Ketentuan Tugas:
a - Tuliskan kembali tanpa perubahan bagian teks tentang kepemimpinan perempuan yang dimulai dari kata-kata "Siaran Pers" dan berakhir setelah "segi kaderisasi kepemimpinannya.".
b - Lanjutkan teks tentang kepemimpinan perempuan dari kalimat terakhir yang tertulis.

Siaran Pers
Published: 22/09/2015
Era keterbukaan politik saat ini, gerakan perempuan semakin meluas, baik dari sisi wilayah kerja, persebaran geografisnya, serta makin beragamnya bidang kerja dan bahkan pendefinisian persoalan gender. Keberagaman dan keluasan bidang garapan ini juga menuntut kemampuan dan kemauan dari organisasi perempuan untuk membangun dan mengembangkan jaringan kerja, demi mengatasi kekurangan yang harus diakui masih sangat banyak, baik dari segi pemahaman persoalan perempuan, pemahaman relasi kuasa, kemampuan pengembangan strategi kerja, pendanaan, maupun dari segi kaderisasi kepemimpinannya.
Pandangan tentang ‘kepemimpinan’ sangatlah beragam, dan keragaman tersebut terkondisikan oleh masing-masing pengalaman subyektif setiap individu dalam hidupnya dan proses sosial yang membentuknya. Hal ini menunjukkan bahwa kepemimpinan merupakan proses sosial yang berakar pada pengalaman seseorang dalam pengorganisasian. Organisasi merupakan ranah yang penting bagi perempuan untuk mengkonstruksikan diri melalui proses belajar menjadi pemimpin. Keterlibatan perempuan dalam organisasi bukan saja memperoleh pengalaman mengorganisasi diri, namun juga memperoleh dan menanamkan nilai-nilai ideal mengenai pemimpin dan kepemimpinannya.
Kepemimpinan perempuan pada dasarnya tidak dapat dilihat hanya dalam konteks yang sempit. Meski kepemimpinan perempuan secara struktural pada sektor publik belum terjadi secara meluas, namun kita dapat melihat bahwa proses transformasi sosial telah mampu mendorong munculnya pemimpin dalam gerakan perempuan di tingkat akar rumput. Kepemimpinan perempuan mampu mempengaruhi dan mendorong terjadinya sebuah perubahan di masyarakat walau sering tidak terlihat.

Cuplikan Catatan:
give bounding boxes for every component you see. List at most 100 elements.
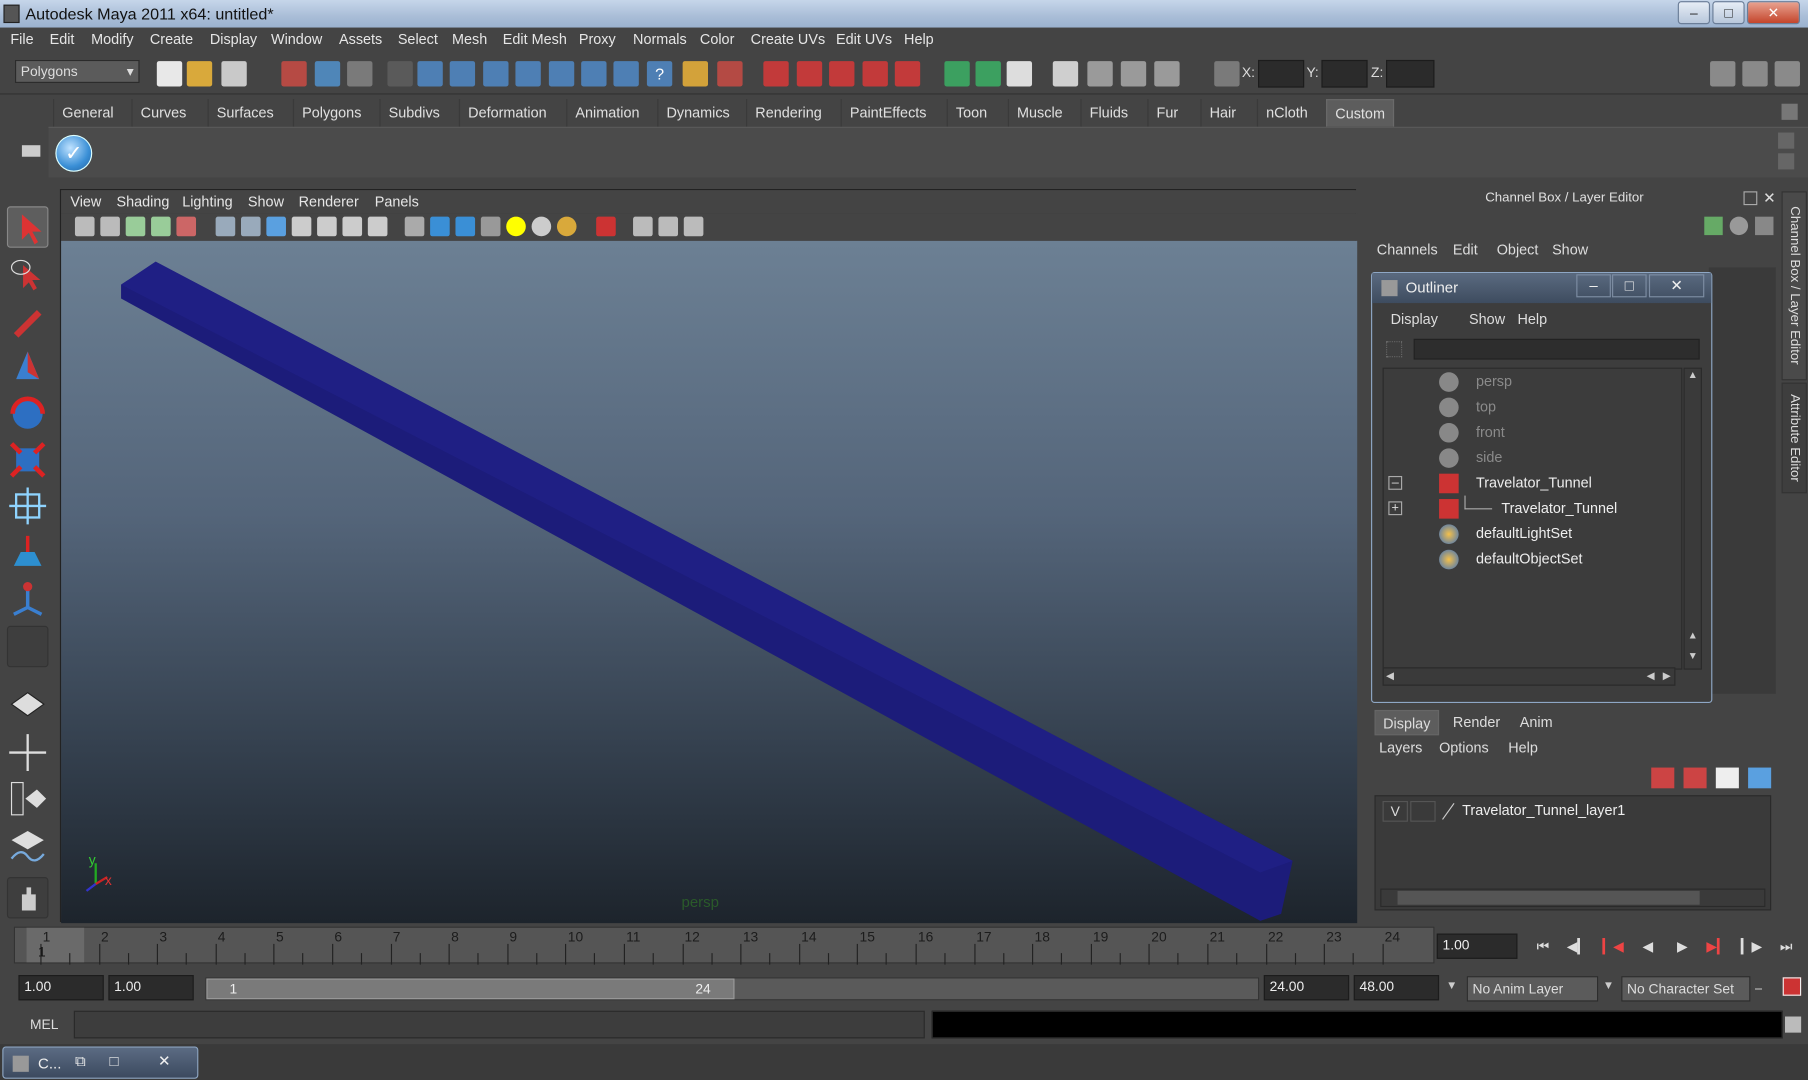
tab-curves[interactable]: Curves [131, 99, 194, 127]
script-editor-icon[interactable] [1784, 1016, 1802, 1033]
select-object-icon[interactable] [314, 61, 341, 87]
tab-custom[interactable]: Custom [1326, 99, 1395, 127]
close-button[interactable]: ✕ [1746, 1, 1800, 25]
time-slider[interactable]: 1 1 2 3 4 5 6 7 8 9 10 11 12 13 14 15 16 17 18 19 20 21 22 23 2… [13, 926, 1435, 965]
input-line-icon[interactable] [944, 61, 970, 87]
selection-highlight-icon[interactable] [717, 61, 743, 87]
command-input[interactable] [73, 1010, 925, 1039]
new-layer-selected-icon[interactable] [1683, 767, 1707, 789]
minimized-window[interactable]: C... ⧉ □ ✕ [2, 1046, 199, 1079]
z-input[interactable] [1386, 59, 1435, 88]
outliner-item-top[interactable]: top [1384, 394, 1681, 419]
menu-edit-mesh[interactable]: Edit Mesh [503, 31, 567, 47]
xray-joints-icon[interactable] [658, 216, 679, 237]
film-gate-icon[interactable] [240, 216, 261, 237]
camera-attributes-icon[interactable] [100, 216, 120, 237]
menu-display[interactable]: Display [210, 31, 257, 47]
start-time-field[interactable]: 1.00 [18, 975, 104, 1001]
image-plane-icon[interactable] [151, 216, 171, 237]
outliner-item-default-object-set[interactable]: defaultObjectSet [1384, 546, 1681, 571]
move-layer-up-icon[interactable] [1715, 767, 1739, 789]
tab-hair[interactable]: Hair [1200, 99, 1244, 127]
character-set-chevron-icon[interactable]: ▼ [1603, 980, 1614, 993]
menu-select[interactable]: Select [398, 31, 438, 47]
select-hierarchy-icon[interactable] [281, 61, 307, 87]
step-back-frame-icon[interactable]: ▎◀ [1601, 938, 1626, 959]
hypershade-icon[interactable] [862, 61, 888, 87]
save-scene-icon[interactable] [221, 61, 247, 87]
paint-select-tool-icon[interactable] [7, 301, 49, 342]
outliner-search-input[interactable] [1413, 338, 1700, 360]
menu-assets[interactable]: Assets [339, 31, 382, 47]
maximize-button[interactable]: □ [1712, 1, 1745, 25]
outliner-maximize-button[interactable]: □ [1612, 274, 1647, 298]
outliner-horizontal-scrollbar[interactable]: ◀ ◀ ▶ [1382, 667, 1676, 686]
render-settings-icon[interactable] [829, 61, 855, 87]
new-layer-icon[interactable] [1651, 767, 1675, 789]
layer-menu-layers[interactable]: Layers [1379, 740, 1422, 756]
select-tool-icon[interactable] [6, 206, 49, 248]
layer-menu-options[interactable]: Options [1439, 740, 1489, 756]
outliner-vertical-scrollbar[interactable]: ▲ ▲ ▼ [1683, 367, 1702, 670]
channel-box-hyper-icon[interactable] [1755, 216, 1774, 236]
camera-select-icon[interactable] [74, 216, 95, 237]
tab-muscle[interactable]: Muscle [1007, 99, 1071, 127]
relative-transform-icon[interactable] [1087, 61, 1113, 87]
snap-point-icon[interactable] [483, 61, 509, 87]
tab-surfaces[interactable]: Surfaces [207, 99, 282, 127]
layer-color-swatch[interactable] [1440, 801, 1456, 822]
step-back-key-icon[interactable]: ◀▎ [1565, 938, 1590, 959]
go-to-end-icon[interactable]: ⏭ [1773, 938, 1798, 959]
scroll-right-icon[interactable]: ▶ [1663, 670, 1671, 683]
menu-window[interactable]: Window [271, 31, 322, 47]
character-set-dropdown[interactable]: No Character Set [1621, 976, 1751, 1002]
viewport-menu-panels[interactable]: Panels [375, 194, 419, 210]
current-frame-marker[interactable] [26, 927, 85, 963]
all-lights-icon[interactable] [531, 216, 552, 237]
auto-key-icon[interactable]: ⎯ [1755, 980, 1776, 996]
outliner-item-default-light-set[interactable]: defaultLightSet [1384, 521, 1681, 546]
pick-mask-icon[interactable] [387, 61, 413, 87]
tab-general[interactable]: General [53, 99, 122, 127]
viewport-menu-lighting[interactable]: Lighting [182, 194, 233, 210]
quick-selection-icon[interactable] [1154, 61, 1180, 87]
scroll-up-icon[interactable]: ▲ [1685, 629, 1701, 645]
channel-box-toggle-icon[interactable] [1774, 61, 1800, 87]
move-layer-down-icon[interactable] [1748, 767, 1772, 789]
rename-icon[interactable] [1120, 61, 1147, 87]
make-live-icon[interactable] [548, 61, 575, 87]
outliner-item-front[interactable]: front [1384, 420, 1681, 445]
snap-grid-icon[interactable] [417, 61, 443, 87]
channel-menu-channels[interactable]: Channels [1377, 242, 1438, 258]
menu-normals[interactable]: Normals [633, 31, 687, 47]
channel-menu-show[interactable]: Show [1552, 242, 1588, 258]
close-icon[interactable]: ✕ [158, 1052, 171, 1070]
restore-icon[interactable]: ⧉ [75, 1052, 86, 1070]
range-slider-handle[interactable] [206, 978, 735, 1000]
channel-box-speed-icon[interactable] [1729, 216, 1749, 236]
bookmark-icon[interactable] [125, 216, 146, 237]
textured-icon[interactable] [480, 216, 501, 237]
wireframe-icon[interactable] [404, 216, 425, 237]
transform-fields-icon[interactable] [1214, 61, 1240, 87]
single-perspective-layout-icon[interactable] [7, 683, 49, 724]
tab-polygons[interactable]: Polygons [292, 99, 370, 127]
collapse-icon[interactable]: – [1388, 475, 1403, 490]
playback-end-field[interactable]: 24.00 [1263, 975, 1350, 1001]
tool-settings-toggle-icon[interactable] [1742, 61, 1768, 87]
outliner-close-button[interactable]: ✕ [1648, 274, 1705, 298]
perspective-viewport[interactable]: View Shading Lighting Show Renderer Pane… [59, 189, 1358, 924]
scroll-left-icon[interactable]: ◀ [1386, 670, 1394, 683]
shelf-menu-icon[interactable] [21, 145, 41, 157]
gate-mask-icon[interactable] [291, 216, 312, 237]
custom-shelf-checkmark-icon[interactable]: ✓ [55, 134, 93, 172]
tab-dynamics[interactable]: Dynamics [657, 99, 738, 127]
expand-icon[interactable]: + [1388, 501, 1403, 516]
tab-ncloth[interactable]: nCloth [1256, 99, 1316, 127]
wireframe-on-shaded-icon[interactable] [455, 216, 476, 237]
scroll-down-icon[interactable]: ▼ [1685, 650, 1701, 666]
y-input[interactable] [1321, 59, 1368, 88]
step-forward-key-icon[interactable]: ▎▶ [1739, 938, 1764, 959]
last-tool-icon[interactable] [6, 625, 49, 668]
four-view-layout-icon[interactable] [7, 732, 49, 773]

Jawaban Tugas:
a -
Siaran Pers
Published: 22/09/2015
Era keterbukaan politik saat ini, gerakan perempuan semakin meluas, baik dari sisi wilayah kerja, persebaran geografisnya, serta makin beragamnya bidang kerja dan bahkan pendefinisian persoalan gender. Keberagaman dan keluasan bidang garapan ini juga menuntut kemampuan dan kemauan dari organisasi perempuan untuk membangun dan mengembangkan jaringan kerja, demi mengatasi kekurangan yang harus diakui masih sangat banyak, baik dari segi pemahaman persoalan perempuan, pemahaman relasi kuasa, kemampuan pengembangan strategi kerja, pendanaan, maupun dari segi kaderisasi kepemimpinannya.

b -
Peran perempuan semakin menguat, meskipun kesetaraan gender secara substansi masih belum tercapai karena masih banyaknya tantangan yang dihadapi oleh perempuan, baik di ranah publik maupun ranah privat (keluarga). Pengaruh kepemimpinan dan upaya untuk menghadirkan relasi yang lebih setara di ranah privat masih memerlukan kerja yang lebih keras agar dampaknya sama terlihat dengan pemberdayaan perempuan di ranah publik. Dengan demikian peran kepemimpinan perempuan, perlu dipahami dalam konteks yang luas melibatkan berbagai pihak dalam proses transformasi tersebut, sehingga agenda-agenda dan bentuk-bentuk kuasa yang dijalankan dapat dipahami secara kontekstual.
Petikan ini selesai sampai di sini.